[Data entries for graphics]
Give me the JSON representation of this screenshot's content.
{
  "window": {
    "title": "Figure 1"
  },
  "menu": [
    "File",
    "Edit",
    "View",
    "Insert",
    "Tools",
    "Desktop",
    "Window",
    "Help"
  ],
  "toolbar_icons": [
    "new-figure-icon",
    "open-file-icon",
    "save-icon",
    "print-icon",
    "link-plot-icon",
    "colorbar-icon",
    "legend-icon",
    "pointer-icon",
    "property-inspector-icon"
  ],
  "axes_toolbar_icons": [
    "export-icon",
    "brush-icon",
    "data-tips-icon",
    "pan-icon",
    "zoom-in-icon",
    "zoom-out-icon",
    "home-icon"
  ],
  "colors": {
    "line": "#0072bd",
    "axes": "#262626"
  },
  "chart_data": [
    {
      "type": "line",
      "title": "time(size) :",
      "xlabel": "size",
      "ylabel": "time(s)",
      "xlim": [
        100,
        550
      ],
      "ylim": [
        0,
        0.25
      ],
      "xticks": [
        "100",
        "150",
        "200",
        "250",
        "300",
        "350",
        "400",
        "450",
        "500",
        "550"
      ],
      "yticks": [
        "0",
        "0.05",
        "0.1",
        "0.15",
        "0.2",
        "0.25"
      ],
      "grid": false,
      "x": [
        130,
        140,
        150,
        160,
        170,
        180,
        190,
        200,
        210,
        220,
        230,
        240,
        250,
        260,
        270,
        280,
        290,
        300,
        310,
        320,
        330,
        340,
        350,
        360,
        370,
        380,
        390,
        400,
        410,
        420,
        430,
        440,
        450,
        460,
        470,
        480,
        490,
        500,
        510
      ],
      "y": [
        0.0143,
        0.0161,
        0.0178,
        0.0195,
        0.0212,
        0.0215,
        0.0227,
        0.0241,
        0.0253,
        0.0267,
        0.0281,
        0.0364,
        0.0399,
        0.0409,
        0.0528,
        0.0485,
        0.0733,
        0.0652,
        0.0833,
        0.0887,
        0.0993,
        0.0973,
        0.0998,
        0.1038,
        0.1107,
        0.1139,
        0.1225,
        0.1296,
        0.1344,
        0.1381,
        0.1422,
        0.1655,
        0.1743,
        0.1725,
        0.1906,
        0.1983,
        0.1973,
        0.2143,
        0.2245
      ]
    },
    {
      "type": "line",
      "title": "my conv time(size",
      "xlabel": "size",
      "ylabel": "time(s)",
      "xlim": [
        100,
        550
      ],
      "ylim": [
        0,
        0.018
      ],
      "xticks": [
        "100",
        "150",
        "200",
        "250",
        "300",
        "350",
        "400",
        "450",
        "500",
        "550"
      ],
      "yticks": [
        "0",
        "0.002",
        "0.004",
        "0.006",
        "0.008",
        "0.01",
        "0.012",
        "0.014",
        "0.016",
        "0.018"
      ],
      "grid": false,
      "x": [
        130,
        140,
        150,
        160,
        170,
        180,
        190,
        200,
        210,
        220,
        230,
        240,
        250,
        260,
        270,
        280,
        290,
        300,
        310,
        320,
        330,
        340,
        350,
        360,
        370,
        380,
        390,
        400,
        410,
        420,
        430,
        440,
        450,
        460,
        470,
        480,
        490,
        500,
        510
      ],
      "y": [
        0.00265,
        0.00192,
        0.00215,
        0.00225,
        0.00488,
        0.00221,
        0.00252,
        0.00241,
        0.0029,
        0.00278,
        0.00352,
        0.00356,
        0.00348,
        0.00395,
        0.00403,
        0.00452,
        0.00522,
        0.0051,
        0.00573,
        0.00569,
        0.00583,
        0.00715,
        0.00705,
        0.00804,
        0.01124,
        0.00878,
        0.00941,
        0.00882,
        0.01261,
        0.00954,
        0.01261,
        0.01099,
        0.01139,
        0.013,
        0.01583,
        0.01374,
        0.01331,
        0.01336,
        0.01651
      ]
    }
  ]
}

» Directions for this task
Copy out the whole listing exactly; please set it all down.

» Problem solution
Give me the JSON representation of this screenshot's content.
{
  "window": {
    "title": "Figure 1"
  },
  "menu": [
    "File",
    "Edit",
    "View",
    "Insert",
    "Tools",
    "Desktop",
    "Window",
    "Help"
  ],
  "toolbar_icons": [
    "new-figure-icon",
    "open-file-icon",
    "save-icon",
    "print-icon",
    "link-plot-icon",
    "colorbar-icon",
    "legend-icon",
    "pointer-icon",
    "property-inspector-icon"
  ],
  "axes_toolbar_icons": [
    "export-icon",
    "brush-icon",
    "data-tips-icon",
    "pan-icon",
    "zoom-in-icon",
    "zoom-out-icon",
    "home-icon"
  ],
  "colors": {
    "line": "#0072bd",
    "axes": "#262626"
  },
  "chart_data": [
    {
      "type": "line",
      "title": "time(size) :",
      "xlabel": "size",
      "ylabel": "time(s)",
      "xlim": [
        100,
        550
      ],
      "ylim": [
        0,
        0.25
      ],
      "xticks": [
        "100",
        "150",
        "200",
        "250",
        "300",
        "350",
        "400",
        "450",
        "500",
        "550"
      ],
      "yticks": [
        "0",
        "0.05",
        "0.1",
        "0.15",
        "0.2",
        "0.25"
      ],
      "grid": false,
      "x": [
        130,
        140,
        150,
        160,
        170,
        180,
        190,
        200,
        210,
        220,
        230,
        240,
        250,
        260,
        270,
        280,
        290,
        300,
        310,
        320,
        330,
        340,
        350,
        360,
        370,
        380,
        390,
        400,
        410,
        420,
        430,
        440,
        450,
        460,
        470,
        480,
        490,
        500,
        510
      ],
      "y": [
        0.0143,
        0.0161,
        0.0178,
        0.0195,
        0.0212,
        0.0215,
        0.0227,
        0.0241,
        0.0253,
        0.0267,
        0.0281,
        0.0364,
        0.0399,
        0.0409,
        0.0528,
        0.0485,
        0.0733,
        0.0652,
        0.0833,
        0.0887,
        0.0993,
        0.0973,
        0.0998,
        0.1038,
        0.1107,
        0.1139,
        0.1225,
        0.1296,
        0.1344,
        0.1381,
        0.1422,
        0.1655,
        0.1743,
        0.1725,
        0.1906,
        0.1983,
        0.1973,
        0.2143,
        0.2245
      ]
    },
    {
      "type": "line",
      "title": "my conv time(size",
      "xlabel": "size",
      "ylabel": "time(s)",
      "xlim": [
        100,
        550
      ],
      "ylim": [
        0,
        0.018
      ],
      "xticks": [
        "100",
        "150",
        "200",
        "250",
        "300",
        "350",
        "400",
        "450",
        "500",
        "550"
      ],
      "yticks": [
        "0",
        "0.002",
        "0.004",
        "0.006",
        "0.008",
        "0.01",
        "0.012",
        "0.014",
        "0.016",
        "0.018"
      ],
      "grid": false,
      "x": [
        130,
        140,
        150,
        160,
        170,
        180,
        190,
        200,
        210,
        220,
        230,
        240,
        250,
        260,
        270,
        280,
        290,
        300,
        310,
        320,
        330,
        340,
        350,
        360,
        370,
        380,
        390,
        400,
        410,
        420,
        430,
        440,
        450,
        460,
        470,
        480,
        490,
        500,
        510
      ],
      "y": [
        0.00265,
        0.00192,
        0.00215,
        0.00225,
        0.00488,
        0.00221,
        0.00252,
        0.00241,
        0.0029,
        0.00278,
        0.00352,
        0.00356,
        0.00348,
        0.00395,
        0.00403,
        0.00452,
        0.00522,
        0.0051,
        0.00573,
        0.00569,
        0.00583,
        0.00715,
        0.00705,
        0.00804,
        0.01124,
        0.00878,
        0.00941,
        0.00882,
        0.01261,
        0.00954,
        0.01261,
        0.01099,
        0.01139,
        0.013,
        0.01583,
        0.01374,
        0.01331,
        0.01336,
        0.01651
      ]
    }
  ]
}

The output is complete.